Render all of the following material as a JSON list of strings, one string per line, and omit blank lines and pictures.
>> BEGIN Records provided
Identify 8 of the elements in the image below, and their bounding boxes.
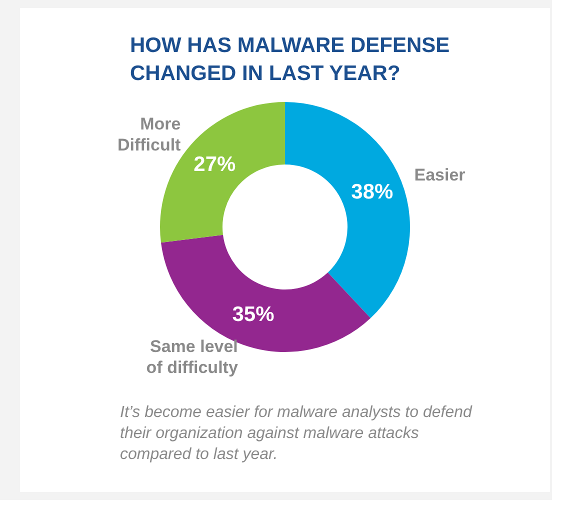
- data-label: 27%: [194, 152, 236, 176]
- slice-label: Same level of difficulty: [146, 336, 238, 377]
- text: It’s become easier for malware analysts to defend their organization against malware attacks compared to last year.: [119, 403, 474, 465]
- slice-label: Easier: [414, 166, 466, 185]
- data-label: 35%: [232, 303, 275, 326]
- data-label: 38%: [351, 180, 394, 204]
- chart-title: HOW HAS MALWARE DEFENSE CHANGED IN LAST YEAR?: [129, 33, 451, 87]
- slice-label: More Difficult: [117, 114, 182, 154]
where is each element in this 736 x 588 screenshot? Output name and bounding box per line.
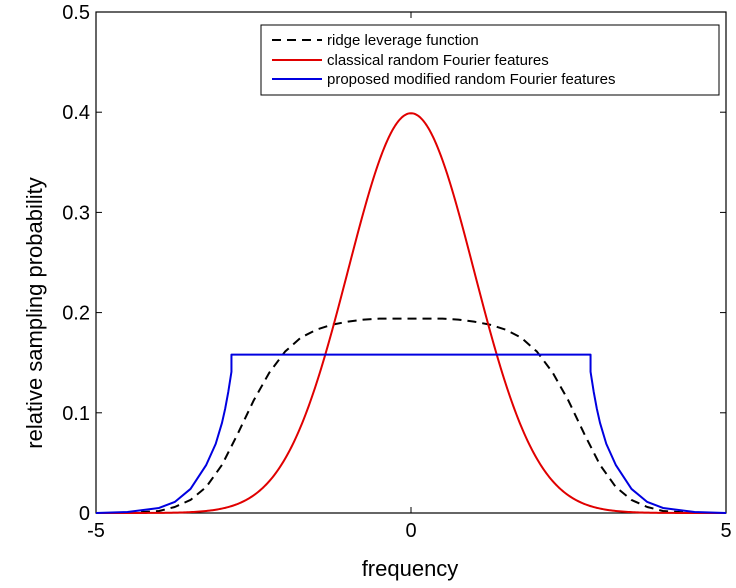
legend-label-ridge-leverage: ridge leverage function xyxy=(327,32,479,49)
y-tick-label: 0.5 xyxy=(62,2,90,24)
legend: ridge leverage function classical random… xyxy=(260,24,720,96)
x-tick-label: 0 xyxy=(405,520,416,542)
x-tick-label: 5 xyxy=(720,520,731,542)
y-axis-tick-labels: 0 0.1 0.2 0.3 0.4 0.5 xyxy=(62,2,90,525)
series-classical-rff-line xyxy=(96,112,726,514)
y-tick-label: 0 xyxy=(79,503,90,525)
series-modified-rff-line xyxy=(95,353,727,514)
y-tick-label: 0.4 xyxy=(62,102,90,124)
series-lines xyxy=(95,112,727,514)
y-tick-label: 0.1 xyxy=(62,403,90,425)
series-ridge-leverage-line xyxy=(96,317,726,514)
legend-label-classical-rff: classical random Fourier features xyxy=(327,52,549,69)
legend-label-modified-rff: proposed modified random Fourier feature… xyxy=(327,71,616,88)
legend-box xyxy=(260,24,720,96)
y-tick-label: 0.3 xyxy=(62,202,90,224)
x-axis-label: frequency xyxy=(362,556,459,581)
y-tick-label: 0.2 xyxy=(62,303,90,325)
x-tick-label: -5 xyxy=(87,520,105,542)
y-axis-label: relative sampling probability xyxy=(22,177,47,448)
x-axis-tick-labels: -5 0 5 xyxy=(87,520,731,542)
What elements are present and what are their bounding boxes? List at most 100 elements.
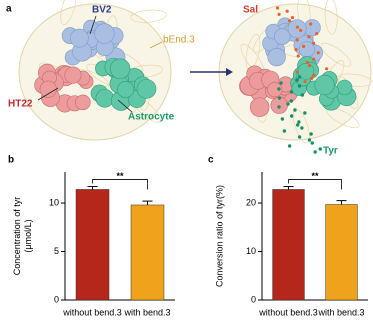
significance-bracket	[288, 179, 342, 190]
sal-dot	[316, 51, 320, 55]
endothelial-cell	[320, 42, 352, 67]
cell	[64, 66, 82, 84]
sal-dot	[295, 25, 300, 29]
cell	[94, 23, 115, 44]
tyr-dot	[279, 81, 283, 85]
tyr-dot	[287, 144, 292, 148]
tyr-dot	[277, 87, 281, 91]
tyr-dot	[297, 120, 301, 124]
tyr-dot	[280, 117, 285, 121]
arrow-head	[226, 68, 233, 76]
cell	[249, 97, 270, 117]
label: bEnd.3	[163, 35, 195, 46]
cell	[69, 28, 89, 48]
sal-dot	[295, 38, 299, 42]
sal-dot	[310, 76, 314, 80]
y-tick-label: 10	[246, 246, 256, 256]
sal-dot	[287, 19, 292, 23]
y-tick-label: 0	[251, 294, 256, 304]
sal-dot	[299, 28, 303, 32]
tyr-dot	[318, 147, 322, 151]
sal-dot	[309, 22, 313, 26]
tyr-dot	[310, 141, 314, 145]
y-tick-label: 10	[49, 197, 59, 207]
cell	[267, 47, 286, 67]
sal-dot	[325, 67, 329, 71]
sal-dot	[312, 57, 316, 61]
endothelial-cell	[130, 9, 167, 23]
bar	[325, 204, 358, 301]
cell	[117, 81, 135, 98]
cell	[136, 79, 157, 99]
sal-dot	[303, 80, 307, 84]
cell	[109, 58, 131, 79]
sal-dot	[301, 44, 306, 49]
tyr-dot	[303, 111, 307, 115]
x-tick-label: without bend.3	[62, 307, 122, 317]
tyr-dot	[297, 75, 302, 79]
cell	[273, 28, 291, 45]
sal-dot	[312, 73, 316, 77]
sal-dot	[294, 48, 298, 52]
endothelial-cell	[60, 0, 77, 25]
tyr-dot	[277, 105, 281, 109]
x-tick-label: with bend.3	[123, 307, 170, 317]
panel-letter: b	[8, 155, 14, 166]
cell	[39, 80, 57, 98]
label: BV2	[92, 5, 112, 16]
tyr-dot	[282, 129, 287, 133]
tyr-dot	[293, 108, 297, 112]
cell	[75, 94, 91, 111]
significance: **	[311, 171, 319, 181]
tyr-dot	[300, 126, 304, 130]
sal-dot	[311, 41, 316, 45]
leader	[117, 99, 133, 113]
tyr-dot	[295, 123, 300, 127]
cell	[267, 82, 283, 98]
sal-dot	[285, 9, 289, 13]
tyr-dot	[309, 132, 313, 136]
label: HT22	[8, 99, 33, 110]
sal-dot	[275, 6, 280, 10]
leader	[89, 15, 97, 35]
tyr-dot	[286, 102, 290, 106]
panel-letter: c	[208, 155, 214, 166]
panel-letter: a	[6, 4, 12, 15]
tyr-dot	[307, 138, 312, 142]
tyr-dot	[289, 114, 294, 118]
cell	[95, 89, 115, 108]
tyr-dot	[289, 99, 294, 103]
y-tick-label: 0	[54, 294, 59, 304]
y-tick-label: 20	[246, 197, 256, 207]
tyr-dot	[277, 96, 282, 100]
tyr-dot	[297, 135, 302, 139]
x-tick-label: without bend.3	[258, 307, 318, 317]
sal-dot	[307, 35, 311, 39]
x-tick-label: with bend.3	[317, 307, 364, 317]
bar	[272, 189, 305, 301]
y-tick-label: 5	[54, 246, 59, 256]
y-axis-label: Concentration of tyr	[12, 197, 22, 276]
bar	[130, 204, 165, 301]
cell	[336, 79, 353, 96]
sal-dot	[307, 64, 312, 68]
sal-dot	[305, 60, 309, 64]
sal-dot	[277, 12, 281, 16]
leader	[149, 41, 163, 49]
significance-bracket	[92, 179, 148, 190]
y-axis-label: (μmol/L)	[23, 219, 33, 252]
y-axis-label: Conversion ratio of tyr(%)	[214, 185, 224, 287]
sal-dot	[295, 70, 299, 74]
label: Sal	[243, 5, 258, 16]
tyr-dot	[295, 78, 299, 82]
sal-dot	[315, 31, 319, 36]
cell-diagram	[18, 0, 373, 154]
significance: **	[116, 171, 124, 181]
bar	[75, 189, 110, 301]
tyr-dot	[313, 150, 317, 154]
label: Tyr	[323, 146, 338, 157]
sal-dot	[296, 54, 300, 58]
leader	[37, 87, 59, 101]
tyr-dot	[300, 93, 305, 97]
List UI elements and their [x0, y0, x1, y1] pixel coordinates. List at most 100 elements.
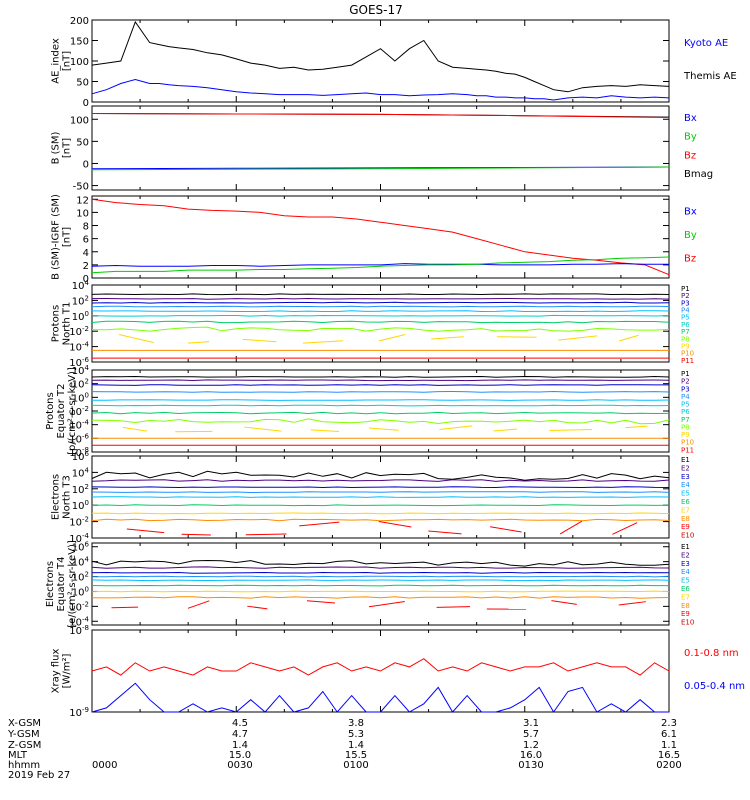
>> END Records provided
→ Complete response:
[
  "Identify 8 of the elements in the image below, and their bounding boxes.",
  "- data-label: 27%: [194, 152, 236, 176]",
  "- slice-label: Same level of difficulty: [146, 336, 238, 377]",
  "- text: It’s become easier for malware analysts to defend their organization against malware attacks compared to last year.: [119, 403, 474, 465]",
  "- slice-label: Easier: [414, 166, 466, 185]",
  "- data-label: 35%: [232, 303, 275, 326]",
  "- data-label: 38%: [351, 180, 394, 204]",
  "- chart-title: HOW HAS MALWARE DEFENSE CHANGED IN LAST YEAR?: [129, 33, 451, 87]",
  "- slice-label: More Difficult: [117, 114, 182, 154]",
  "where is each element in this 736 x 588 screenshot? Output name and bounding box per line.",
  "legend-label-ridge-leverage: ridge leverage function xyxy=(327,32,479,49)",
  "y-tick-label: 0.5 xyxy=(62,2,90,24)",
  "legend: ridge leverage function classical random… xyxy=(260,24,720,96)",
  "x-tick-label: 0 xyxy=(405,520,416,542)",
  "x-tick-label: 5 xyxy=(720,520,731,542)",
  "y-axis-tick-labels: 0 0.1 0.2 0.3 0.4 0.5 xyxy=(62,2,90,525)",
  "series-classical-rff-line xyxy=(96,112,726,514)",
  "y-tick-label: 0 xyxy=(79,503,90,525)",
  "series-modified-rff-line xyxy=(95,353,727,514)",
  "y-tick-label: 0.4 xyxy=(62,102,90,124)",
  "series-lines xyxy=(95,112,727,514)",
  "y-tick-label: 0.1 xyxy=(62,403,90,425)",
  "series-ridge-leverage-line xyxy=(96,317,726,514)",
  "legend-label-classical-rff: classical random Fourier features xyxy=(327,52,549,69)",
  "legend-label-modified-rff: proposed modified random Fourier feature… xyxy=(327,71,616,88)",
  "legend-box xyxy=(260,24,720,96)",
  "y-tick-label: 0.3 xyxy=(62,202,90,224)",
  "x-axis-label: frequency xyxy=(362,556,459,581)",
  "y-tick-label: 0.2 xyxy=(62,303,90,325)",
  "x-tick-label: -5 xyxy=(87,520,105,542)",
  "y-axis-label: relative sampling probability xyxy=(22,177,47,448)",
  "x-axis-tick-labels: -5 0 5 xyxy=(87,520,731,542)",
  "What elements are present and what are their bounding boxes? List at most 100 elements.",
  "significance-bracket\t[288, 179, 342, 190]",
  "sal-dot\t[316, 51, 320, 55]",
  "endothelial-cell\t[320, 42, 352, 67]",
  "cell\t[64, 66, 82, 84]",
  "sal-dot\t[295, 25, 300, 29]",
  "cell\t[94, 23, 115, 44]",
  "tyr-dot\t[279, 81, 283, 85]",
  "tyr-dot\t[287, 144, 292, 148]",
  "tyr-dot\t[277, 87, 281, 91]",
  "tyr-dot\t[297, 120, 301, 124]",
  "tyr-dot\t[280, 117, 285, 121]",
  "arrow-head\t[226, 68, 233, 76]",
  "cell\t[249, 97, 270, 117]",
  "label: bEnd.3\t[163, 35, 195, 46]",
  "cell\t[69, 28, 89, 48]",
  "sal-dot\t[295, 38, 299, 42]",
  "sal-dot\t[310, 76, 314, 80]",
  "y-tick-label: 10\t[246, 246, 256, 256]",
  "sal-dot\t[287, 19, 292, 23]",
  "y-tick-label: 0\t[251, 294, 256, 304]",
  "sal-dot\t[299, 28, 303, 32]",
  "tyr-dot\t[318, 147, 322, 151]",
  "sal-dot\t[309, 22, 313, 26]",
  "tyr-dot\t[310, 141, 314, 145]",
  "y-tick-label: 10\t[49, 197, 59, 207]",
  "cell\t[267, 47, 286, 67]",
  "sal-dot\t[325, 67, 329, 71]",
  "sal-dot\t[312, 57, 316, 61]",
  "endothelial-cell\t[130, 9, 167, 23]",
  "bar\t[325, 204, 358, 301]",
  "cell\t[117, 81, 135, 98]",
  "cell\t[136, 79, 157, 99]",
  "sal-dot\t[303, 80, 307, 84]",
  "cell\t[109, 58, 131, 79]",
  "sal-dot\t[301, 44, 306, 49]",
  "tyr-dot\t[303, 111, 307, 115]",
  "x-tick-label: without bend.3\t[62, 307, 122, 317]",
  "tyr-dot\t[297, 75, 302, 79]",
  "cell\t[273, 28, 291, 45]",
  "sal-dot\t[312, 73, 316, 77]",
  "sal-dot\t[294, 48, 298, 52]",
  "endothelial-cell\t[60, 0, 77, 25]",
  "tyr-dot\t[277, 105, 281, 109]",
  "x-tick-label: with bend.3\t[123, 307, 170, 317]",
  "panel-letter: b\t[8, 155, 14, 166]",
  "cell\t[39, 80, 57, 98]",
  "label: BV2\t[92, 5, 112, 16]",
  "tyr-dot\t[282, 129, 287, 133]",
  "tyr-dot\t[293, 108, 297, 112]",
  "cell\t[75, 94, 91, 111]",
  "significance: **\t[311, 171, 319, 181]",
  "tyr-dot\t[300, 126, 304, 130]",
  "sal-dot\t[311, 41, 316, 45]",
  "leader\t[117, 99, 133, 113]",
  "tyr-dot\t[295, 123, 300, 127]",
  "cell\t[267, 82, 283, 98]",
  "sal-dot\t[285, 9, 289, 13]",
  "tyr-dot\t[309, 132, 313, 136]",
  "label: HT22\t[8, 99, 33, 110]",
  "sal-dot\t[275, 6, 280, 10]",
  "leader\t[89, 15, 97, 35]",
  "tyr-dot\t[286, 102, 290, 106]",
  "panel-letter: c\t[208, 155, 214, 166]",
  "panel-letter: a\t[6, 4, 12, 15]",
  "tyr-dot\t[307, 138, 312, 142]",
  "tyr-dot\t[289, 114, 294, 118]",
  "cell\t[95, 89, 115, 108]",
  "tyr-dot\t[289, 99, 294, 103]",
  "y-tick-label: 0\t[54, 294, 59, 304]",
  "y-tick-label: 20\t[246, 197, 256, 207]",
  "tyr-dot\t[277, 96, 282, 100]",
  "tyr-dot\t[297, 135, 302, 139]",
  "x-tick-label: without bend.3\t[258, 307, 318, 317]",
  "sal-dot\t[307, 35, 311, 39]",
  "x-tick-label: with bend.3\t[317, 307, 364, 317]",
  "bar\t[272, 189, 305, 301]",
  "y-tick-label: 5\t[54, 246, 59, 256]",
  "y-axis-label: Concentration of tyr\t[12, 197, 22, 276]",
  "bar\t[130, 204, 165, 301]",
  "cell\t[336, 79, 353, 96]",
  "sal-dot\t[307, 64, 312, 68]",
  "sal-dot\t[305, 60, 309, 64]",
  "sal-dot\t[277, 12, 281, 16]",
  "leader\t[149, 41, 163, 49]",
  "significance-bracket\t[92, 179, 148, 190]",
  "y-axis-label: (μmol/L)\t[23, 219, 33, 252]",
  "y-axis-label: Conversion ratio of tyr(%)\t[214, 185, 224, 287]",
  "sal-dot\t[295, 70, 299, 74]",
  "label: Sal\t[243, 5, 258, 16]",
  "tyr-dot\t[295, 78, 299, 82]",
  "sal-dot\t[315, 31, 319, 36]",
  "cell-diagram\t[18, 0, 373, 154]",
  "significance: **\t[116, 171, 124, 181]",
  "bar\t[75, 189, 110, 301]",
  "tyr-dot\t[313, 150, 317, 154]",
  "label: Tyr\t[323, 146, 338, 157]",
  "sal-dot\t[296, 54, 300, 58]",
  "leader\t[37, 87, 59, 101]",
  "tyr-dot\t[300, 93, 305, 97]",
  "List UI elements and their [x0, y0, x1, y1] pixel coordinates. List at most 100 elements."
]